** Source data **
################
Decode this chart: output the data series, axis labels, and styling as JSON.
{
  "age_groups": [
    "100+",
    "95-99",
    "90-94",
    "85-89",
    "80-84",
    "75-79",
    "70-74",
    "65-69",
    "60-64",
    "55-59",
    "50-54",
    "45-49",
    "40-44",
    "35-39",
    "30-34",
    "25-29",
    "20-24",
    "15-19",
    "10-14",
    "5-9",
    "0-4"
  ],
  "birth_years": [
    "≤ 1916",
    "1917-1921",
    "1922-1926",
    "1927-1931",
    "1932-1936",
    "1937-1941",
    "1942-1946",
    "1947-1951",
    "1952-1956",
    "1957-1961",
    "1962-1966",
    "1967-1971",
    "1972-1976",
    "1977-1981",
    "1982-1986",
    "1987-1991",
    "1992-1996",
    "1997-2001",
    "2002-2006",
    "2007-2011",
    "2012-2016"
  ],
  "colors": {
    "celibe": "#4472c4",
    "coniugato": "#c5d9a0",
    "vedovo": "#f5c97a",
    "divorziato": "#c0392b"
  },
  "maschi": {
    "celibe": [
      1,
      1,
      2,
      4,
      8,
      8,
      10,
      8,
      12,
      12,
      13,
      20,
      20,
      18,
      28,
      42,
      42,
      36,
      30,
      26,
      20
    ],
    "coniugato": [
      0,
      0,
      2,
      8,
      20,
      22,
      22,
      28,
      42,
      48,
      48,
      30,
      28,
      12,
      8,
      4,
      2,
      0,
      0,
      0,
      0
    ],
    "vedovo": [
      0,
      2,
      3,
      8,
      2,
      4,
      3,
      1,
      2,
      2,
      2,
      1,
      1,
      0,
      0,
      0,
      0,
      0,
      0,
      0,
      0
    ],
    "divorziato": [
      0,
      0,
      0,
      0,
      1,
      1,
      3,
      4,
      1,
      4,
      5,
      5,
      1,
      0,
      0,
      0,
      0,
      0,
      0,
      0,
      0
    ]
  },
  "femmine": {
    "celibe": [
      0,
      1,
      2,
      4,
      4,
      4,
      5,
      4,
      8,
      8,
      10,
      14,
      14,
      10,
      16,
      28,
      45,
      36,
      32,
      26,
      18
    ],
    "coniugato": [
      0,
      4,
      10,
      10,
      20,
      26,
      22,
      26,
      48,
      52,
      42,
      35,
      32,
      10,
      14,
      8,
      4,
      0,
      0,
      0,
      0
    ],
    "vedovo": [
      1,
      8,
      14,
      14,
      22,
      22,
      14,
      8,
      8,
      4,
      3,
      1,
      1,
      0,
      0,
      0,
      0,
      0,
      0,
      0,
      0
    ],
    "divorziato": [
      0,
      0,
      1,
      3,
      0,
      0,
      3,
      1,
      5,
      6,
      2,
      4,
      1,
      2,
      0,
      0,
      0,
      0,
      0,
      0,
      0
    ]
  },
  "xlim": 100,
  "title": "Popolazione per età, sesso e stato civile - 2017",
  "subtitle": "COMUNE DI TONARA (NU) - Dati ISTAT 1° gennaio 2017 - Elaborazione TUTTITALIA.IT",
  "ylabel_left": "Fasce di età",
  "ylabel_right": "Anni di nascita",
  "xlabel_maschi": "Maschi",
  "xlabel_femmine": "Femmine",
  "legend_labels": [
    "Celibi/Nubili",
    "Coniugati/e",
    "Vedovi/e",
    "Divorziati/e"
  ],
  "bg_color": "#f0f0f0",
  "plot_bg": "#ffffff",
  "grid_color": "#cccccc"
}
################
Above are some records; repeat all of them exactly.

Decode this chart: output the data series, axis labels, and styling as JSON.
{
  "age_groups": [
    "100+",
    "95-99",
    "90-94",
    "85-89",
    "80-84",
    "75-79",
    "70-74",
    "65-69",
    "60-64",
    "55-59",
    "50-54",
    "45-49",
    "40-44",
    "35-39",
    "30-34",
    "25-29",
    "20-24",
    "15-19",
    "10-14",
    "5-9",
    "0-4"
  ],
  "birth_years": [
    "≤ 1916",
    "1917-1921",
    "1922-1926",
    "1927-1931",
    "1932-1936",
    "1937-1941",
    "1942-1946",
    "1947-1951",
    "1952-1956",
    "1957-1961",
    "1962-1966",
    "1967-1971",
    "1972-1976",
    "1977-1981",
    "1982-1986",
    "1987-1991",
    "1992-1996",
    "1997-2001",
    "2002-2006",
    "2007-2011",
    "2012-2016"
  ],
  "colors": {
    "celibe": "#4472c4",
    "coniugato": "#c5d9a0",
    "vedovo": "#f5c97a",
    "divorziato": "#c0392b"
  },
  "maschi": {
    "celibe": [
      1,
      1,
      2,
      4,
      8,
      8,
      10,
      8,
      12,
      12,
      13,
      20,
      20,
      18,
      28,
      42,
      42,
      36,
      30,
      26,
      20
    ],
    "coniugato": [
      0,
      0,
      2,
      8,
      20,
      22,
      22,
      28,
      42,
      48,
      48,
      30,
      28,
      12,
      8,
      4,
      2,
      0,
      0,
      0,
      0
    ],
    "vedovo": [
      0,
      2,
      3,
      8,
      2,
      4,
      3,
      1,
      2,
      2,
      2,
      1,
      1,
      0,
      0,
      0,
      0,
      0,
      0,
      0,
      0
    ],
    "divorziato": [
      0,
      0,
      0,
      0,
      1,
      1,
      3,
      4,
      1,
      4,
      5,
      5,
      1,
      0,
      0,
      0,
      0,
      0,
      0,
      0,
      0
    ]
  },
  "femmine": {
    "celibe": [
      0,
      1,
      2,
      4,
      4,
      4,
      5,
      4,
      8,
      8,
      10,
      14,
      14,
      10,
      16,
      28,
      45,
      36,
      32,
      26,
      18
    ],
    "coniugato": [
      0,
      4,
      10,
      10,
      20,
      26,
      22,
      26,
      48,
      52,
      42,
      35,
      32,
      10,
      14,
      8,
      4,
      0,
      0,
      0,
      0
    ],
    "vedovo": [
      1,
      8,
      14,
      14,
      22,
      22,
      14,
      8,
      8,
      4,
      3,
      1,
      1,
      0,
      0,
      0,
      0,
      0,
      0,
      0,
      0
    ],
    "divorziato": [
      0,
      0,
      1,
      3,
      0,
      0,
      3,
      1,
      5,
      6,
      2,
      4,
      1,
      2,
      0,
      0,
      0,
      0,
      0,
      0,
      0
    ]
  },
  "xlim": 100,
  "title": "Popolazione per età, sesso e stato civile - 2017",
  "subtitle": "COMUNE DI TONARA (NU) - Dati ISTAT 1° gennaio 2017 - Elaborazione TUTTITALIA.IT",
  "ylabel_left": "Fasce di età",
  "ylabel_right": "Anni di nascita",
  "xlabel_maschi": "Maschi",
  "xlabel_femmine": "Femmine",
  "legend_labels": [
    "Celibi/Nubili",
    "Coniugati/e",
    "Vedovi/e",
    "Divorziati/e"
  ],
  "bg_color": "#f0f0f0",
  "plot_bg": "#ffffff",
  "grid_color": "#cccccc"
}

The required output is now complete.